### Work required
Report each line of the data that has "name" somewhere in it.

### Given data

-- -- --

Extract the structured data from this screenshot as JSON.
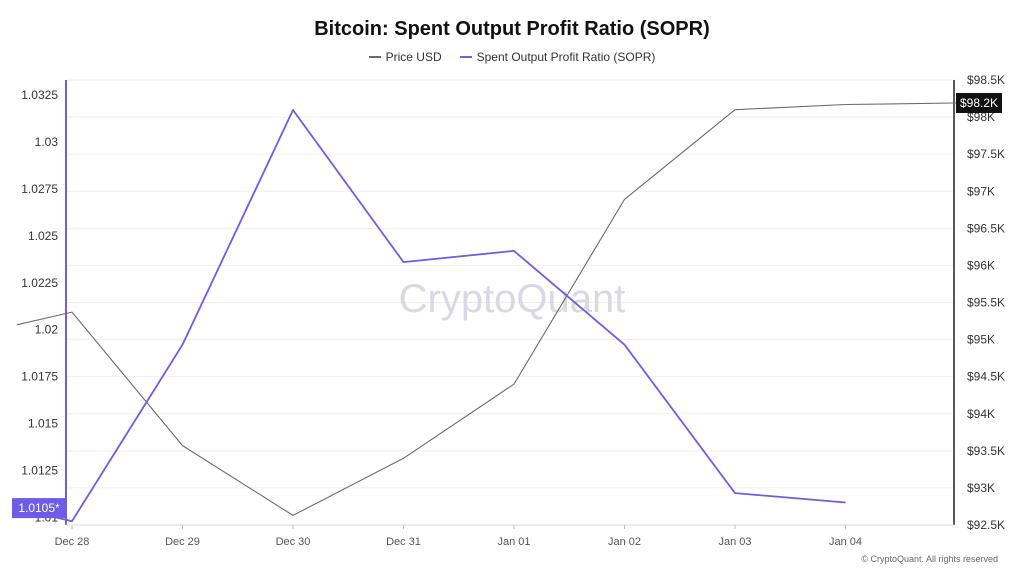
{
  "chart_data": {
    "type": "line",
    "title": "Bitcoin: Spent Output Profit Ratio (SOPR)",
    "watermark": "CryptoQuant",
    "copyright": "© CryptoQuant. All rights reserved",
    "x": [
      "Dec 28",
      "Dec 29",
      "Dec 30",
      "Dec 31",
      "Jan 01",
      "Jan 02",
      "Jan 03",
      "Jan 04"
    ],
    "series": [
      {
        "name": "Price USD",
        "axis": "right",
        "color": "#6b6b6b",
        "points": [
          [
            "2024-12-27 12:00",
            95200
          ],
          [
            "2024-12-28 00:00",
            95370
          ],
          [
            "2024-12-29 00:00",
            93570
          ],
          [
            "2024-12-30 00:00",
            92630
          ],
          [
            "2024-12-31 00:00",
            93400
          ],
          [
            "2025-01-01 00:00",
            94400
          ],
          [
            "2025-01-02 00:00",
            96890
          ],
          [
            "2025-01-03 00:00",
            98100
          ],
          [
            "2025-01-04 00:00",
            98170
          ],
          [
            "2025-01-05 00:00",
            98190
          ]
        ]
      },
      {
        "name": "Spent Output Profit Ratio (SOPR)",
        "axis": "left",
        "color": "#6c5ce7",
        "points": [
          [
            "2024-12-27 12:00",
            1.0105
          ],
          [
            "2024-12-28 00:00",
            1.0098
          ],
          [
            "2024-12-29 00:00",
            1.0192
          ],
          [
            "2024-12-30 00:00",
            1.0317
          ],
          [
            "2024-12-31 00:00",
            1.0236
          ],
          [
            "2025-01-01 00:00",
            1.0242
          ],
          [
            "2025-01-02 00:00",
            1.0192
          ],
          [
            "2025-01-03 00:00",
            1.0113
          ],
          [
            "2025-01-04 00:00",
            1.0108
          ]
        ]
      }
    ],
    "y_left": {
      "ylim": [
        1.0096,
        1.0333
      ],
      "ticks": [
        "1.0325",
        "1.03",
        "1.0275",
        "1.025",
        "1.0225",
        "1.02",
        "1.0175",
        "1.015",
        "1.0125",
        "1.01"
      ],
      "last_value_label": "1.0105*"
    },
    "y_right": {
      "ylim": [
        92500,
        98500
      ],
      "ticks": [
        "$98.5K",
        "$98K",
        "$97.5K",
        "$97K",
        "$96.5K",
        "$96K",
        "$95.5K",
        "$95K",
        "$94.5K",
        "$94K",
        "$93.5K",
        "$93K",
        "$92.5K"
      ],
      "last_value_label": "$98.2K"
    },
    "grid": true,
    "legend_position": "top-center"
  }
}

-- -- --

### Response to this exercise
        "name": "Price USD",
        "name": "Spent Output Profit Ratio (SOPR)",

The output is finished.